------ Provided data

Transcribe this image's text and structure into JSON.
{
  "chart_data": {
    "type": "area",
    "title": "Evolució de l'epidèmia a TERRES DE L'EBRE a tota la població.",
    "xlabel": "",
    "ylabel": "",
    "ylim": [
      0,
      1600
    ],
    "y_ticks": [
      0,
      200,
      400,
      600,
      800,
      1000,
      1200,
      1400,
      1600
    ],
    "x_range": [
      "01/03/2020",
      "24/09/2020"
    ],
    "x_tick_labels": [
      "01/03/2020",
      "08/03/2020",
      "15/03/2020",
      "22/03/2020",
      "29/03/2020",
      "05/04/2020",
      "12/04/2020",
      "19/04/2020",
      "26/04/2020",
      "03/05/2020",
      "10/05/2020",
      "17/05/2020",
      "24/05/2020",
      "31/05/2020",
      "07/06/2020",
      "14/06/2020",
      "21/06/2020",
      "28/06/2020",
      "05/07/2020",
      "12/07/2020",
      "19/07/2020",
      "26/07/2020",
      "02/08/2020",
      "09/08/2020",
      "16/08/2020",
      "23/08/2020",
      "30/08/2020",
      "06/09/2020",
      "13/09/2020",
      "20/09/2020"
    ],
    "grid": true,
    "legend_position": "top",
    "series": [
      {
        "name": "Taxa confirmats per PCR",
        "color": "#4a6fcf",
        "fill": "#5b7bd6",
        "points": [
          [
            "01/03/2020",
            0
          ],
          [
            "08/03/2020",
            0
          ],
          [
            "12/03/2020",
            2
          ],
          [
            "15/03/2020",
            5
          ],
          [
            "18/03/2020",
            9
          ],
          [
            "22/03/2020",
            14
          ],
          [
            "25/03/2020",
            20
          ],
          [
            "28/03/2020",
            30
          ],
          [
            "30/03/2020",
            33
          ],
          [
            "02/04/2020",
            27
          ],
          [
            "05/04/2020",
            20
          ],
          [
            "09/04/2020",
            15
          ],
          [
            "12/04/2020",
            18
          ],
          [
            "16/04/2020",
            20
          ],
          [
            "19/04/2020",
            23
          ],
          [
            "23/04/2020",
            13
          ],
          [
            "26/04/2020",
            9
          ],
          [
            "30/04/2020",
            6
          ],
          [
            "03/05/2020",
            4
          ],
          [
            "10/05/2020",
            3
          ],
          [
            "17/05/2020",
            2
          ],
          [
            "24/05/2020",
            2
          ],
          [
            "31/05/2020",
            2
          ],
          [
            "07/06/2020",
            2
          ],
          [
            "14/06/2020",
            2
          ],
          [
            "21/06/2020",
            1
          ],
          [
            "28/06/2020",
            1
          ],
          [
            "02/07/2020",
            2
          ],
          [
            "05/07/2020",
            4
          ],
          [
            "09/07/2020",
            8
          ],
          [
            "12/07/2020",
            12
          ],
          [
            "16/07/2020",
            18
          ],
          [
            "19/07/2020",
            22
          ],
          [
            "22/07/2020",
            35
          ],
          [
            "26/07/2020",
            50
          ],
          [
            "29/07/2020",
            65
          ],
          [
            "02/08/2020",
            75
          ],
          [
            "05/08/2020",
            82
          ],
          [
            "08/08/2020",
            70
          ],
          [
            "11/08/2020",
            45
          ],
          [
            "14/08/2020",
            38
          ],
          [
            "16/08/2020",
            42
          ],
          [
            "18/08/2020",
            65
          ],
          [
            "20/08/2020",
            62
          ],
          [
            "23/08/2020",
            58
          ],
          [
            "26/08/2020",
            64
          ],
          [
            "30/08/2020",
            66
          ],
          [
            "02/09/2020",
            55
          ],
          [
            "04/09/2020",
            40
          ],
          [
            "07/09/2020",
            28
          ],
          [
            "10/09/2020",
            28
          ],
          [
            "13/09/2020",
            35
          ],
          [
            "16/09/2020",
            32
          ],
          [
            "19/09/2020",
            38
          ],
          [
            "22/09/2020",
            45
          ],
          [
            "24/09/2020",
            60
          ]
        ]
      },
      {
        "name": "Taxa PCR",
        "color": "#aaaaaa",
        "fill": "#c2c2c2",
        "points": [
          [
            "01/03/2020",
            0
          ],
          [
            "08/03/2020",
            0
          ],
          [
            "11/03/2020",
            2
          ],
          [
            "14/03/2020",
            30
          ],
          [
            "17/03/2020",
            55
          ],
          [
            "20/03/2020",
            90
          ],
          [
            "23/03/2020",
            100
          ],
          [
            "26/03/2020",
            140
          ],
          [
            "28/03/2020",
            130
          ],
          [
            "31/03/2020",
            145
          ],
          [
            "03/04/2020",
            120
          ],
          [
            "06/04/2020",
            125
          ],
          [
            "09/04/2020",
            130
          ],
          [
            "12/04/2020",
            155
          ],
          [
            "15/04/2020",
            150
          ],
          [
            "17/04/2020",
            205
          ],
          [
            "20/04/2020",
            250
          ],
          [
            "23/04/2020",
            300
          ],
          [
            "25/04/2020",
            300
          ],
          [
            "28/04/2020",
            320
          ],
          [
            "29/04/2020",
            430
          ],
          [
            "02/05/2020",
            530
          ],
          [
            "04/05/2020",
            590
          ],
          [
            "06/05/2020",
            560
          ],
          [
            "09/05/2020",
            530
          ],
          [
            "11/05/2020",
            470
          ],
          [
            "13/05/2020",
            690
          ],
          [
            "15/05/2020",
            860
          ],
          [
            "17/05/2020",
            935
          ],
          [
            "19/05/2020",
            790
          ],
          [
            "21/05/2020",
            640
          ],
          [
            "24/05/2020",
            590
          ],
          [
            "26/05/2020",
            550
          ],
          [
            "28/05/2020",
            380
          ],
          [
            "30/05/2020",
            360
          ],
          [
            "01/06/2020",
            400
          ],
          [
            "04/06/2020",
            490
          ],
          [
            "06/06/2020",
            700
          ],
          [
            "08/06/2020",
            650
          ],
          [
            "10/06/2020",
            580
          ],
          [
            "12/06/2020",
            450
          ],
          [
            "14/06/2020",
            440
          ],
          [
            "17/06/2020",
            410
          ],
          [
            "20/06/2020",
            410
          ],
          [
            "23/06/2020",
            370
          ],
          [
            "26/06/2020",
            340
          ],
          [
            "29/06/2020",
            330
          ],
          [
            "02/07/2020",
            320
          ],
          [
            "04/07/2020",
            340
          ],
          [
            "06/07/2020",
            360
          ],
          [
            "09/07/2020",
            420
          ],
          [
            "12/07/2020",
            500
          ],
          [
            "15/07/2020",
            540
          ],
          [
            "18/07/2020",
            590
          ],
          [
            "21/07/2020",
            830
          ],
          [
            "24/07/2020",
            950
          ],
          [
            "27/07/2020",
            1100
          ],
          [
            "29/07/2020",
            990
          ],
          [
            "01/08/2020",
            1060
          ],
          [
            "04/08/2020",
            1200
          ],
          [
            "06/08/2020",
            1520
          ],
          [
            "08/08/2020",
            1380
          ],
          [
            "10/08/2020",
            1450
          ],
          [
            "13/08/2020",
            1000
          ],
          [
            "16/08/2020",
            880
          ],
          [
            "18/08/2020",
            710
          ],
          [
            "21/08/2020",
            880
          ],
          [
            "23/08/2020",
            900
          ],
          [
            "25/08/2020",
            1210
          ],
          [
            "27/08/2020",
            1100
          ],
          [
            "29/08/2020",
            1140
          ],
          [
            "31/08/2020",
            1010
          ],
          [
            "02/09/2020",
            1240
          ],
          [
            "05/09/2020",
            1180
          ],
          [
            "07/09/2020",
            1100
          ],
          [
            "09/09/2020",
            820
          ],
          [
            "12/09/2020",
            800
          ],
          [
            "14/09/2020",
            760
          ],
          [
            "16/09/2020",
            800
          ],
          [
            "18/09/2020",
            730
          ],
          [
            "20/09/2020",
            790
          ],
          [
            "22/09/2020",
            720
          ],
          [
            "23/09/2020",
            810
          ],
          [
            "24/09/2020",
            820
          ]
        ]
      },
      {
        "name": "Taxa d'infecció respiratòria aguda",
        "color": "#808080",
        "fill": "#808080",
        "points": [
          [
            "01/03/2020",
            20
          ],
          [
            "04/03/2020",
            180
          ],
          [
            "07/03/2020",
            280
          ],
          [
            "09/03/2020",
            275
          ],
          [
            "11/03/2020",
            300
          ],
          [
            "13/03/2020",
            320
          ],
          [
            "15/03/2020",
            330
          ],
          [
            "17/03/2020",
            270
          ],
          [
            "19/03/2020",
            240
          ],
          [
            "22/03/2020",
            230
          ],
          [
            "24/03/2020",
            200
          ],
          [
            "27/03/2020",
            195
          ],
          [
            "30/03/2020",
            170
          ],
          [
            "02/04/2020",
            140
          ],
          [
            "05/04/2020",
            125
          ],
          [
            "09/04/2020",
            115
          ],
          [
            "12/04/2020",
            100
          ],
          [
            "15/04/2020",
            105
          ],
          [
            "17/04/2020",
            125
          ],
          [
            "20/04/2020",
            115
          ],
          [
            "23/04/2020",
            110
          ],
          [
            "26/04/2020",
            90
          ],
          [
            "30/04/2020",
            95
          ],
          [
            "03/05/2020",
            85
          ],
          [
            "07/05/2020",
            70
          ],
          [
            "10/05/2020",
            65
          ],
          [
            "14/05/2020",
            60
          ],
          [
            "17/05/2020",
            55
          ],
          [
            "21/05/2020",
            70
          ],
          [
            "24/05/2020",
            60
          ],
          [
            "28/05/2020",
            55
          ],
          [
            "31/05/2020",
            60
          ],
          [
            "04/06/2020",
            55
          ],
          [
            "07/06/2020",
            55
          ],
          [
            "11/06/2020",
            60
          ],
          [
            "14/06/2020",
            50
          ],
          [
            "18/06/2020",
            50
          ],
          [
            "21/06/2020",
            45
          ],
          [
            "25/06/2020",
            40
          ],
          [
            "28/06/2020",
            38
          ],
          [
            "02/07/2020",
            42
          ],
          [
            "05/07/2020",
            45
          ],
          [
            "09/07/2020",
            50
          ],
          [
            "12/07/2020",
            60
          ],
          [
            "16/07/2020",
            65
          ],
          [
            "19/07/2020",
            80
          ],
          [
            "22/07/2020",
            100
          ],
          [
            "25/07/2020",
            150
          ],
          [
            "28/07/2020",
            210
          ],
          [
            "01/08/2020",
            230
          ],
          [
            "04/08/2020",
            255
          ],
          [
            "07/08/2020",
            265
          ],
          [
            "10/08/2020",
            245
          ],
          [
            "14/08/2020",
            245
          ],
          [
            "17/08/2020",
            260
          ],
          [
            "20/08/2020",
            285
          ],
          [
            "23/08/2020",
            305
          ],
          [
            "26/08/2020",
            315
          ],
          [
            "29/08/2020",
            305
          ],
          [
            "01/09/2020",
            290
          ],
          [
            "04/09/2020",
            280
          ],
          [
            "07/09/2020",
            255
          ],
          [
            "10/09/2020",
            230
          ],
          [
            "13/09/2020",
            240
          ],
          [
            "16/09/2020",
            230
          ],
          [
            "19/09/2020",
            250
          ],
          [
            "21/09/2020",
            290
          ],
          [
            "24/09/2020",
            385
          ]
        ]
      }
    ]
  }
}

------------

*Task details*
Look through the material and say how many lines hold "color". Give the number only.

*Finished task*
3